━━ TASK DATA
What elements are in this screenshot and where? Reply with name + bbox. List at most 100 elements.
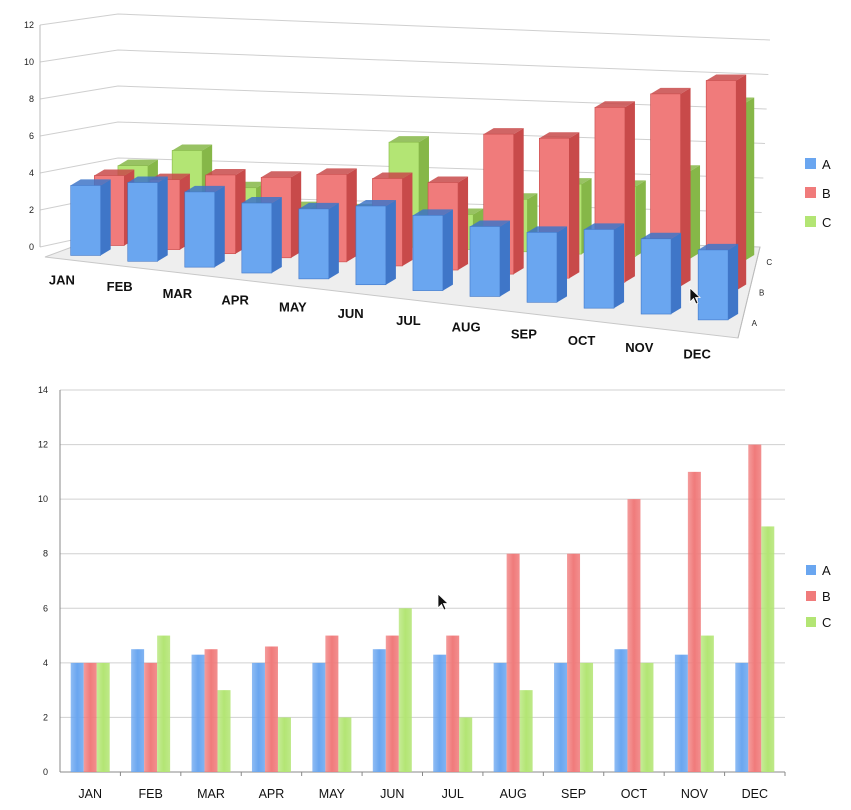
chart-3d-category-labels: JAN FEB MAR APR MAY JUN JUL AUG SEP OCT NOV DEC (49, 272, 712, 361)
legend-label-b: B (822, 589, 831, 604)
y-tick-label: 8 (29, 94, 34, 104)
chart-2d-legend: ABC (806, 563, 831, 630)
bar-a-mar (184, 185, 225, 268)
legend-swatch-c (806, 617, 816, 627)
bar-b-may (325, 635, 339, 772)
bar-c-jan (96, 662, 110, 772)
bar-b-jul (446, 635, 460, 772)
y-tick-label: 12 (24, 20, 34, 30)
depth-label-a: A (752, 319, 758, 328)
legend-label-a: A (822, 157, 831, 172)
bar-a-sep (526, 226, 568, 303)
legend-label-c: C (822, 615, 831, 630)
chart-3d-depth-labels: A B C (752, 258, 773, 328)
y-tick-label: 0 (29, 242, 34, 252)
y-tick-label: 10 (24, 57, 34, 67)
bar-a-dec (697, 243, 739, 321)
x-category-label: OCT (621, 787, 648, 801)
bar-b-jun (385, 635, 399, 772)
chart-2d-y-ticks: 0 2 4 6 8 10 12 14 (38, 385, 48, 777)
gridline (39, 13, 771, 41)
x-category-label: NOV (681, 787, 709, 801)
bar-a-nov (674, 654, 688, 772)
x-category-label: APR (259, 787, 285, 801)
bar-c-aug (519, 690, 533, 772)
x-category-label: DEC (683, 347, 711, 362)
bar-a-jul (412, 209, 453, 291)
bar-c-nov (700, 635, 714, 772)
bar-a-jan (70, 179, 111, 256)
chart-3d-y-ticks: 0 2 4 6 8 10 12 (24, 20, 34, 252)
bar-b-dec (748, 444, 762, 772)
bar-b-jan (83, 662, 97, 772)
bar-c-mar (217, 690, 231, 772)
bar-c-may (338, 717, 352, 772)
bar-a-apr (251, 662, 265, 772)
y-tick-label: 4 (43, 658, 48, 668)
x-category-label: SEP (511, 326, 537, 341)
bar-b-feb (144, 662, 158, 772)
x-category-label: AUG (500, 787, 527, 801)
depth-label-b: B (759, 289, 764, 298)
bar-a-aug (493, 662, 507, 772)
chart-3d: 0 2 4 6 8 10 12 JAN FEB MAR APR MAY JUN JUL AUG SEP OCT… (24, 13, 831, 362)
y-tick-label: 10 (38, 494, 48, 504)
legend-label-a: A (822, 563, 831, 578)
legend-label-b: B (822, 186, 831, 201)
legend-swatch-b (805, 187, 816, 198)
legend-swatch-a (806, 565, 816, 575)
bar-b-nov (687, 471, 701, 772)
y-tick-label: 14 (38, 385, 48, 395)
chart-2d-bars (70, 444, 775, 772)
bar-c-jul (459, 717, 473, 772)
bar-a-oct (614, 649, 628, 772)
x-category-label: SEP (561, 787, 586, 801)
y-tick-label: 4 (29, 168, 34, 178)
x-category-label: MAR (163, 286, 193, 301)
legend-swatch-a (805, 158, 816, 169)
bar-a-may (298, 202, 339, 280)
bar-b-mar (204, 649, 218, 772)
bar-a-jun (355, 199, 396, 286)
bar-c-sep (580, 662, 594, 772)
x-category-label: JAN (78, 787, 102, 801)
bar-a-oct (583, 223, 625, 309)
bar-c-oct (640, 662, 654, 772)
y-tick-label: 2 (29, 205, 34, 215)
chart-3d-bars (70, 74, 755, 321)
chart-2d-category-labels: JAN FEB MAR APR MAY JUN JUL AUG SEP OCT NOV DEC (78, 787, 768, 801)
bar-b-aug (506, 553, 520, 772)
x-category-label: OCT (568, 333, 596, 348)
bar-a-feb (127, 176, 168, 262)
y-tick-label: 2 (43, 712, 48, 722)
mouse-cursor-icon (437, 593, 450, 611)
legend-swatch-c (805, 216, 816, 227)
x-category-label: NOV (625, 340, 654, 355)
y-tick-label: 12 (38, 440, 48, 450)
bar-a-jun (372, 649, 386, 772)
x-category-label: APR (221, 293, 249, 308)
x-category-label: JUL (396, 313, 421, 328)
bar-a-apr (241, 197, 282, 274)
bar-b-oct (627, 499, 641, 772)
bar-a-aug (469, 220, 510, 297)
chart-2d-gridlines (59, 389, 786, 776)
bar-a-may (312, 662, 326, 772)
y-tick-label: 8 (43, 549, 48, 559)
x-category-label: MAR (197, 787, 225, 801)
bar-a-jul (433, 654, 447, 772)
gridline (39, 49, 769, 75)
x-category-label: MAY (279, 299, 307, 314)
x-category-label: JUL (442, 787, 464, 801)
chart-3d-legend: ABC (805, 157, 831, 230)
x-category-label: FEB (107, 279, 133, 294)
legend-label-c: C (822, 215, 831, 230)
bar-a-dec (735, 662, 749, 772)
bar-a-sep (554, 662, 568, 772)
bar-c-jun (398, 608, 412, 772)
bar-a-mar (191, 654, 205, 772)
bar-b-sep (567, 553, 581, 772)
gridline (39, 85, 767, 110)
depth-label-c: C (766, 258, 772, 267)
bar-a-jan (70, 662, 84, 772)
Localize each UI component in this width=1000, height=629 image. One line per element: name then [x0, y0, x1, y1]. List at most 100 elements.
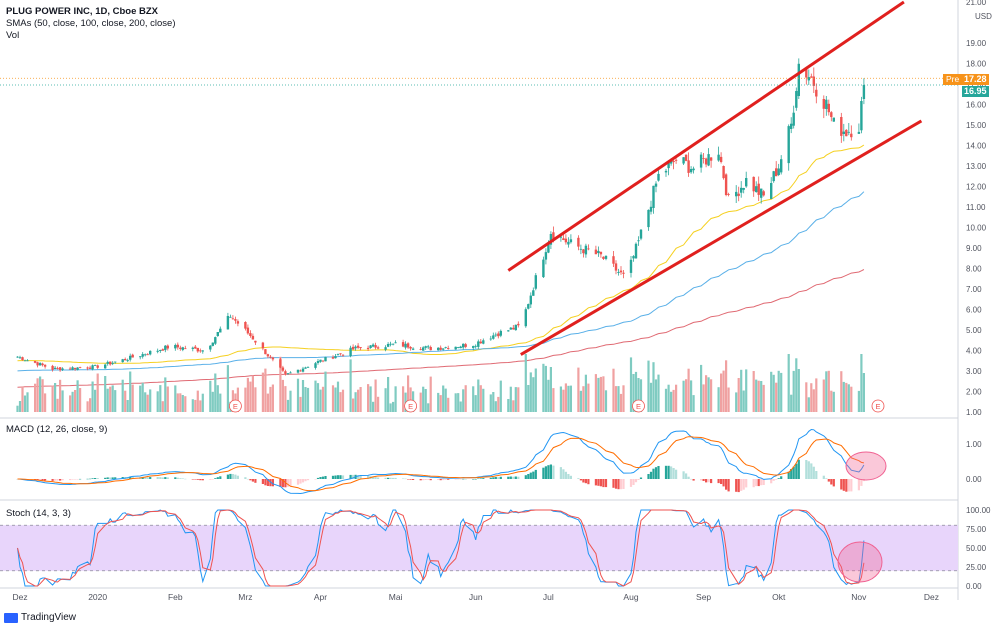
━━━━
Give all of the lines again with every "x-category-label" swapped for "x-axis-label" and nothing else changed. Leave the pictures out.

What elements are in this screenshot and where? Reply with name + bbox. List at most 100 elements.
chart-3d-category-labels: JAN FEB MAR APR MAY JUN JUL AUG SEP OCT NOV DEC (49, 272, 712, 361)
legend-label-b: B (822, 589, 831, 604)
y-tick-label: 8 (29, 94, 34, 104)
chart-2d-legend: ABC (806, 563, 831, 630)
bar-a-mar (184, 185, 225, 268)
legend-swatch-c (806, 617, 816, 627)
bar-b-may (325, 635, 339, 772)
bar-c-jan (96, 662, 110, 772)
bar-b-jul (446, 635, 460, 772)
y-tick-label: 12 (24, 20, 34, 30)
depth-label-a: A (752, 319, 758, 328)
legend-label-a: A (822, 157, 831, 172)
bar-a-sep (526, 226, 568, 303)
legend-label-c: C (822, 615, 831, 630)
chart-3d-depth-labels: A B C (752, 258, 773, 328)
y-tick-label: 0 (29, 242, 34, 252)
y-tick-label: 10 (24, 57, 34, 67)
bar-a-dec (697, 243, 739, 321)
x-axis-label: OCT (621, 787, 648, 801)
bar-b-jun (385, 635, 399, 772)
chart-2d-y-ticks: 0 2 4 6 8 10 12 14 (38, 385, 48, 777)
gridline (39, 13, 771, 41)
x-axis-label: NOV (681, 787, 709, 801)
bar-a-nov (674, 654, 688, 772)
x-axis-label: APR (259, 787, 285, 801)
bar-c-aug (519, 690, 533, 772)
x-axis-label: DEC (683, 347, 711, 362)
bar-a-jul (412, 209, 453, 291)
bar-c-nov (700, 635, 714, 772)
bar-a-jan (70, 179, 111, 256)
chart-3d-y-ticks: 0 2 4 6 8 10 12 (24, 20, 34, 252)
bar-b-dec (748, 444, 762, 772)
bar-b-jan (83, 662, 97, 772)
bar-c-mar (217, 690, 231, 772)
bar-c-may (338, 717, 352, 772)
bar-a-apr (251, 662, 265, 772)
y-tick-label: 4 (43, 658, 48, 668)
x-axis-label: SEP (511, 326, 537, 341)
bar-b-feb (144, 662, 158, 772)
x-axis-label: AUG (500, 787, 527, 801)
depth-label-b: B (759, 289, 764, 298)
bar-a-aug (493, 662, 507, 772)
chart-3d: 0 2 4 6 8 10 12 JAN FEB MAR APR MAY JUN JUL AUG SEP OCT… (24, 13, 831, 362)
y-tick-label: 10 (38, 494, 48, 504)
legend-label-a: A (822, 563, 831, 578)
legend-label-b: B (822, 186, 831, 201)
legend-swatch-b (805, 187, 816, 198)
legend-swatch-a (806, 565, 816, 575)
bar-b-nov (687, 471, 701, 772)
y-tick-label: 14 (38, 385, 48, 395)
chart-2d-bars (70, 444, 775, 772)
bar-c-jul (459, 717, 473, 772)
bar-a-oct (614, 649, 628, 772)
x-axis-label: SEP (561, 787, 586, 801)
y-tick-label: 4 (29, 168, 34, 178)
x-axis-label: MAR (163, 286, 193, 301)
legend-swatch-a (805, 158, 816, 169)
bar-a-may (298, 202, 339, 280)
bar-b-mar (204, 649, 218, 772)
bar-a-jun (355, 199, 396, 286)
bar-c-sep (580, 662, 594, 772)
x-axis-label: JAN (78, 787, 102, 801)
bar-a-oct (583, 223, 625, 309)
bar-c-oct (640, 662, 654, 772)
y-tick-label: 2 (29, 205, 34, 215)
chart-3d-bars (70, 74, 755, 321)
chart-2d-category-labels: JAN FEB MAR APR MAY JUN JUL AUG SEP OCT NOV DEC (78, 787, 768, 801)
bar-b-aug (506, 553, 520, 772)
x-axis-label: OCT (568, 333, 596, 348)
bar-a-feb (127, 176, 168, 262)
y-tick-label: 2 (43, 712, 48, 722)
mouse-cursor-icon (437, 593, 450, 611)
legend-swatch-c (805, 216, 816, 227)
x-axis-label: NOV (625, 340, 654, 355)
y-tick-label: 12 (38, 440, 48, 450)
bar-a-jun (372, 649, 386, 772)
x-axis-label: APR (221, 293, 249, 308)
x-axis-label: JUL (396, 313, 421, 328)
bar-a-apr (241, 197, 282, 274)
bar-b-oct (627, 499, 641, 772)
bar-a-aug (469, 220, 510, 297)
chart-2d-gridlines (59, 389, 786, 776)
bar-a-may (312, 662, 326, 772)
y-tick-label: 8 (43, 549, 48, 559)
x-axis-label: MAR (197, 787, 225, 801)
bar-a-jul (433, 654, 447, 772)
gridline (39, 49, 769, 75)
x-axis-label: MAY (279, 299, 307, 314)
x-axis-label: JUL (442, 787, 464, 801)
chart-3d-legend: ABC (805, 157, 831, 230)
x-axis-label: FEB (107, 279, 133, 294)
legend-label-c: C (822, 215, 831, 230)
bar-a-dec (735, 662, 749, 772)
bar-a-sep (554, 662, 568, 772)
bar-c-jun (398, 608, 412, 772)
bar-a-mar (191, 654, 205, 772)
bar-b-sep (567, 553, 581, 772)
gridline (39, 85, 767, 110)
depth-label-c: C (766, 258, 772, 267)
bar-a-jan (70, 662, 84, 772)
Localize each UI component in this width=1000, height=629 image. One line per element: name then [x0, y0, x1, y1]. List at most 100 elements.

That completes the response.